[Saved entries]
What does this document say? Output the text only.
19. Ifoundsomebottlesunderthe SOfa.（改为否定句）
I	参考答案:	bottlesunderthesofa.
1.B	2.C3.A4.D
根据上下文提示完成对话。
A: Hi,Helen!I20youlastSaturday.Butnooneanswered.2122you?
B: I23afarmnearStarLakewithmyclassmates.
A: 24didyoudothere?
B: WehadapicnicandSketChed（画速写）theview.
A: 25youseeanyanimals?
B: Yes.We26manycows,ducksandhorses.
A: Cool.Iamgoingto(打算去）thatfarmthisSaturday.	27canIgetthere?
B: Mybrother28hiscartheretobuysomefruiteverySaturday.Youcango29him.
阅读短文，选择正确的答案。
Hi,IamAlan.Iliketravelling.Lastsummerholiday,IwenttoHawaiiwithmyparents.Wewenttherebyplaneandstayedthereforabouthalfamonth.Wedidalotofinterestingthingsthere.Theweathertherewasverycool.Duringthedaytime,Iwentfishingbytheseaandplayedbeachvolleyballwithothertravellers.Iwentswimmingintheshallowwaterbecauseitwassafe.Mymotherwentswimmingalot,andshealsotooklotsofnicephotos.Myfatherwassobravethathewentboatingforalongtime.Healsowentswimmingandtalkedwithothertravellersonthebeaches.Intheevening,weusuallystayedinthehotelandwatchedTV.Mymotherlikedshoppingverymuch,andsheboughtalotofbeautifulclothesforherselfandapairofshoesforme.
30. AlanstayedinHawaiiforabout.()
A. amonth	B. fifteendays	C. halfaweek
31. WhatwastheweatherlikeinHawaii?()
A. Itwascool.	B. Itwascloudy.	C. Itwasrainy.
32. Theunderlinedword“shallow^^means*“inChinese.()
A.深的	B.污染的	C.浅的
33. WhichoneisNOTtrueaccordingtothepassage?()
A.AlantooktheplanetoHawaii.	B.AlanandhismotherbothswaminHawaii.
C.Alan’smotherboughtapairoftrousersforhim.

• **What needs to be done**:
Write out the full listing, keeping every line exactly as it is.

• **Problem solution**:
What does this document say? Output the text only.
19. Ifoundsomebottlesunderthe SOfa.（改为否定句）
I	参考答案:	bottlesunderthesofa.
1.B	2.C3.A4.D
根据上下文提示完成对话。
A: Hi,Helen!I20youlastSaturday.Butnooneanswered.2122you?
B: I23afarmnearStarLakewithmyclassmates.
A: 24didyoudothere?
B: WehadapicnicandSketChed（画速写）theview.
A: 25youseeanyanimals?
B: Yes.We26manycows,ducksandhorses.
A: Cool.Iamgoingto(打算去）thatfarmthisSaturday.	27canIgetthere?
B: Mybrother28hiscartheretobuysomefruiteverySaturday.Youcango29him.
阅读短文，选择正确的答案。
Hi,IamAlan.Iliketravelling.Lastsummerholiday,IwenttoHawaiiwithmyparents.Wewenttherebyplaneandstayedthereforabouthalfamonth.Wedidalotofinterestingthingsthere.Theweathertherewasverycool.Duringthedaytime,Iwentfishingbytheseaandplayedbeachvolleyballwithothertravellers.Iwentswimmingintheshallowwaterbecauseitwassafe.Mymotherwentswimmingalot,andshealsotooklotsofnicephotos.Myfatherwassobravethathewentboatingforalongtime.Healsowentswimmingandtalkedwithothertravellersonthebeaches.Intheevening,weusuallystayedinthehotelandwatchedTV.Mymotherlikedshoppingverymuch,andsheboughtalotofbeautifulclothesforherselfandapairofshoesforme.
30. AlanstayedinHawaiiforabout.()
A. amonth	B. fifteendays	C. halfaweek
31. WhatwastheweatherlikeinHawaii?()
A. Itwascool.	B. Itwascloudy.	C. Itwasrainy.
32. Theunderlinedword“shallow^^means*“inChinese.()
A.深的	B.污染的	C.浅的
33. WhichoneisNOTtrueaccordingtothepassage?()
A.AlantooktheplanetoHawaii.	B.AlanandhismotherbothswaminHawaii.
C.Alan’smotherboughtapairoftrousersforhim.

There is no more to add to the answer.